__Exercise instructions__:
Please restate the following records word for word.

begin

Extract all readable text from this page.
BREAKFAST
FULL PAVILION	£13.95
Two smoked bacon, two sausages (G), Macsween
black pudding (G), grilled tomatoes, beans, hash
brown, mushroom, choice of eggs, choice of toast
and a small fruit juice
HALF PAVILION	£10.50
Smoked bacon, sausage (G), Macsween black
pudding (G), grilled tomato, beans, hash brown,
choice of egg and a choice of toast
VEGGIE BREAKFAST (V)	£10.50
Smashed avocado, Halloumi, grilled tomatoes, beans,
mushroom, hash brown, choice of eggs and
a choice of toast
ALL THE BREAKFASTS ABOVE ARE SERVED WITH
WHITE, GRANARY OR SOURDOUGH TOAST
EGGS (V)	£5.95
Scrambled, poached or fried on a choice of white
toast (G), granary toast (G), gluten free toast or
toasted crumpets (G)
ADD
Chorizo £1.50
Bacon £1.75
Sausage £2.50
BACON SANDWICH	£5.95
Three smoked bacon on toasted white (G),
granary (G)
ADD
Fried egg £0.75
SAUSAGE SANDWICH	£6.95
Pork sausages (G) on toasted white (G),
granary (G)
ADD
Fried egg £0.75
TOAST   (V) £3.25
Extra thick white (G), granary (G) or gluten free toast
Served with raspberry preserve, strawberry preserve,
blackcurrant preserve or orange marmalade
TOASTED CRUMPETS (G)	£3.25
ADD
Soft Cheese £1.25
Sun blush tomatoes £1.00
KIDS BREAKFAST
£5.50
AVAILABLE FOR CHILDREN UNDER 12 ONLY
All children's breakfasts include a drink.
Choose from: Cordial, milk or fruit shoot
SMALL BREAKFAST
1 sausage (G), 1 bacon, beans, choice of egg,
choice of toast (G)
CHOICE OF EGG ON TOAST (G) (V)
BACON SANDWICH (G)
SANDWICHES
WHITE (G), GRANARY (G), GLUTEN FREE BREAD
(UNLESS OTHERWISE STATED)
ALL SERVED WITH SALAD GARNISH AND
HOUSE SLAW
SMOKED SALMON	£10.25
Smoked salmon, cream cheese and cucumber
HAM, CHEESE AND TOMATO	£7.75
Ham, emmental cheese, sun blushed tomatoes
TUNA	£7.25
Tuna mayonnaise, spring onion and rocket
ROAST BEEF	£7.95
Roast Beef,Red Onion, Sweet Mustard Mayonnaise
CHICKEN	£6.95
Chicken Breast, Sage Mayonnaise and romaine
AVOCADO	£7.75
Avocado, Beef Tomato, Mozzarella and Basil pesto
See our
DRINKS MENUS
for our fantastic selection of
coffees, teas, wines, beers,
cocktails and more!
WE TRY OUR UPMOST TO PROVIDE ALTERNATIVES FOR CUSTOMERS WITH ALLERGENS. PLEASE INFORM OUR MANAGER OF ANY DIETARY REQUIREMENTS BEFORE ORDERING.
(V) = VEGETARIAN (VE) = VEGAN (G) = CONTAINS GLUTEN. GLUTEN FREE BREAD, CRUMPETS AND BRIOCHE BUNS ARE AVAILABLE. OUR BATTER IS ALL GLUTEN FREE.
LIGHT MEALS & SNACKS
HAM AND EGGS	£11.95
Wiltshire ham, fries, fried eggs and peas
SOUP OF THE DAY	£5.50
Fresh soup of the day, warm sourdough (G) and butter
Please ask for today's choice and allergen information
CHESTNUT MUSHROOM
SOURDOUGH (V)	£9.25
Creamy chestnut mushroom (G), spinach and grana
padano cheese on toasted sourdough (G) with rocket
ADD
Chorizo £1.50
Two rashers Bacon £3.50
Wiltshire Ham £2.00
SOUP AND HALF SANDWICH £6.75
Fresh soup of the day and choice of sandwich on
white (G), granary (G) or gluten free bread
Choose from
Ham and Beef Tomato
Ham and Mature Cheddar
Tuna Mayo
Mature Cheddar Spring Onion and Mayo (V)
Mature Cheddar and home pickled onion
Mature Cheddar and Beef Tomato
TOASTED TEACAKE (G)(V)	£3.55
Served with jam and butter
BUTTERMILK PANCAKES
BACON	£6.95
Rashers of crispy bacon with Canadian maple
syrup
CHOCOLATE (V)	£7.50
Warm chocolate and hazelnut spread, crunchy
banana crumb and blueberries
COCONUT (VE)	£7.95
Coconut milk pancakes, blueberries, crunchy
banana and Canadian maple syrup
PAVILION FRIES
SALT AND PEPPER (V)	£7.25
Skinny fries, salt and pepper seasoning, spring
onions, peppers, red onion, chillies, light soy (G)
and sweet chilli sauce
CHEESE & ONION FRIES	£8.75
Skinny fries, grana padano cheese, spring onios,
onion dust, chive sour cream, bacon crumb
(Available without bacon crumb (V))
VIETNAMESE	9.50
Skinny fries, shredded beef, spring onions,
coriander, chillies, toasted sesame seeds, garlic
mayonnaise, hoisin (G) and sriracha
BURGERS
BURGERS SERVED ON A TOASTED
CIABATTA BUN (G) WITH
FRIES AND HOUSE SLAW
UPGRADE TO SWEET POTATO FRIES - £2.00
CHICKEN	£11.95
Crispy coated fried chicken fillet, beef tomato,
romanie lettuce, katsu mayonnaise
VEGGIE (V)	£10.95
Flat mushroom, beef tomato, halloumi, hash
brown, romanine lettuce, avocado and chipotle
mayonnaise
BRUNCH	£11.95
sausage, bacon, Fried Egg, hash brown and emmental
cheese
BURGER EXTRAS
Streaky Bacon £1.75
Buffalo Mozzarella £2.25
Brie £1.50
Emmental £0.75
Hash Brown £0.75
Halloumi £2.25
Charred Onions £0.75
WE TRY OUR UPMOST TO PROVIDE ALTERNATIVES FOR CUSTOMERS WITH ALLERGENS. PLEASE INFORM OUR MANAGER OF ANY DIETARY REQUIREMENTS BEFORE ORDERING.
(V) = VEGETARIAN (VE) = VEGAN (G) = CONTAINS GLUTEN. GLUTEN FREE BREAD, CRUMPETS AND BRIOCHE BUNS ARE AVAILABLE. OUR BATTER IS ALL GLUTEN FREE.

end

__Answer for this exercise__:
Extract all readable text from this page.
BREAKFAST
FULL PAVILION	£13.95
Two smoked bacon, two sausages (G), Macsween
black pudding (G), grilled tomatoes, beans, hash
brown, mushroom, choice of eggs, choice of toast
and a small fruit juice
HALF PAVILION	£10.50
Smoked bacon, sausage (G), Macsween black
pudding (G), grilled tomato, beans, hash brown,
choice of egg and a choice of toast
VEGGIE BREAKFAST (V)	£10.50
Smashed avocado, Halloumi, grilled tomatoes, beans,
mushroom, hash brown, choice of eggs and
a choice of toast
ALL THE BREAKFASTS ABOVE ARE SERVED WITH
WHITE, GRANARY OR SOURDOUGH TOAST
EGGS (V)	£5.95
Scrambled, poached or fried on a choice of white
toast (G), granary toast (G), gluten free toast or
toasted crumpets (G)
ADD
Chorizo £1.50
Bacon £1.75
Sausage £2.50
BACON SANDWICH	£5.95
Three smoked bacon on toasted white (G),
granary (G)
ADD
Fried egg £0.75
SAUSAGE SANDWICH	£6.95
Pork sausages (G) on toasted white (G),
granary (G)
ADD
Fried egg £0.75
TOAST   (V) £3.25
Extra thick white (G), granary (G) or gluten free toast
Served with raspberry preserve, strawberry preserve,
blackcurrant preserve or orange marmalade
TOASTED CRUMPETS (G)	£3.25
ADD
Soft Cheese £1.25
Sun blush tomatoes £1.00
KIDS BREAKFAST
£5.50
AVAILABLE FOR CHILDREN UNDER 12 ONLY
All children's breakfasts include a drink.
Choose from: Cordial, milk or fruit shoot
SMALL BREAKFAST
1 sausage (G), 1 bacon, beans, choice of egg,
choice of toast (G)
CHOICE OF EGG ON TOAST (G) (V)
BACON SANDWICH (G)
SANDWICHES
WHITE (G), GRANARY (G), GLUTEN FREE BREAD
(UNLESS OTHERWISE STATED)
ALL SERVED WITH SALAD GARNISH AND
HOUSE SLAW
SMOKED SALMON	£10.25
Smoked salmon, cream cheese and cucumber
HAM, CHEESE AND TOMATO	£7.75
Ham, emmental cheese, sun blushed tomatoes
TUNA	£7.25
Tuna mayonnaise, spring onion and rocket
ROAST BEEF	£7.95
Roast Beef,Red Onion, Sweet Mustard Mayonnaise
CHICKEN	£6.95
Chicken Breast, Sage Mayonnaise and romaine
AVOCADO	£7.75
Avocado, Beef Tomato, Mozzarella and Basil pesto
See our
DRINKS MENUS
for our fantastic selection of
coffees, teas, wines, beers,
cocktails and more!
WE TRY OUR UPMOST TO PROVIDE ALTERNATIVES FOR CUSTOMERS WITH ALLERGENS. PLEASE INFORM OUR MANAGER OF ANY DIETARY REQUIREMENTS BEFORE ORDERING.
(V) = VEGETARIAN (VE) = VEGAN (G) = CONTAINS GLUTEN. GLUTEN FREE BREAD, CRUMPETS AND BRIOCHE BUNS ARE AVAILABLE. OUR BATTER IS ALL GLUTEN FREE.
LIGHT MEALS & SNACKS
HAM AND EGGS	£11.95
Wiltshire ham, fries, fried eggs and peas
SOUP OF THE DAY	£5.50
Fresh soup of the day, warm sourdough (G) and butter
Please ask for today's choice and allergen information
CHESTNUT MUSHROOM
SOURDOUGH (V)	£9.25
Creamy chestnut mushroom (G), spinach and grana
padano cheese on toasted sourdough (G) with rocket
ADD
Chorizo £1.50
Two rashers Bacon £3.50
Wiltshire Ham £2.00
SOUP AND HALF SANDWICH £6.75
Fresh soup of the day and choice of sandwich on
white (G), granary (G) or gluten free bread
Choose from
Ham and Beef Tomato
Ham and Mature Cheddar
Tuna Mayo
Mature Cheddar Spring Onion and Mayo (V)
Mature Cheddar and home pickled onion
Mature Cheddar and Beef Tomato
TOASTED TEACAKE (G)(V)	£3.55
Served with jam and butter
BUTTERMILK PANCAKES
BACON	£6.95
Rashers of crispy bacon with Canadian maple
syrup
CHOCOLATE (V)	£7.50
Warm chocolate and hazelnut spread, crunchy
banana crumb and blueberries
COCONUT (VE)	£7.95
Coconut milk pancakes, blueberries, crunchy
banana and Canadian maple syrup
PAVILION FRIES
SALT AND PEPPER (V)	£7.25
Skinny fries, salt and pepper seasoning, spring
onions, peppers, red onion, chillies, light soy (G)
and sweet chilli sauce
CHEESE & ONION FRIES	£8.75
Skinny fries, grana padano cheese, spring onios,
onion dust, chive sour cream, bacon crumb
(Available without bacon crumb (V))
VIETNAMESE	9.50
Skinny fries, shredded beef, spring onions,
coriander, chillies, toasted sesame seeds, garlic
mayonnaise, hoisin (G) and sriracha
BURGERS
BURGERS SERVED ON A TOASTED
CIABATTA BUN (G) WITH
FRIES AND HOUSE SLAW
UPGRADE TO SWEET POTATO FRIES - £2.00
CHICKEN	£11.95
Crispy coated fried chicken fillet, beef tomato,
romanie lettuce, katsu mayonnaise
VEGGIE (V)	£10.95
Flat mushroom, beef tomato, halloumi, hash
brown, romanine lettuce, avocado and chipotle
mayonnaise
BRUNCH	£11.95
sausage, bacon, Fried Egg, hash brown and emmental
cheese
BURGER EXTRAS
Streaky Bacon £1.75
Buffalo Mozzarella £2.25
Brie £1.50
Emmental £0.75
Hash Brown £0.75
Halloumi £2.25
Charred Onions £0.75
WE TRY OUR UPMOST TO PROVIDE ALTERNATIVES FOR CUSTOMERS WITH ALLERGENS. PLEASE INFORM OUR MANAGER OF ANY DIETARY REQUIREMENTS BEFORE ORDERING.
(V) = VEGETARIAN (VE) = VEGAN (G) = CONTAINS GLUTEN. GLUTEN FREE BREAD, CRUMPETS AND BRIOCHE BUNS ARE AVAILABLE. OUR BATTER IS ALL GLUTEN FREE.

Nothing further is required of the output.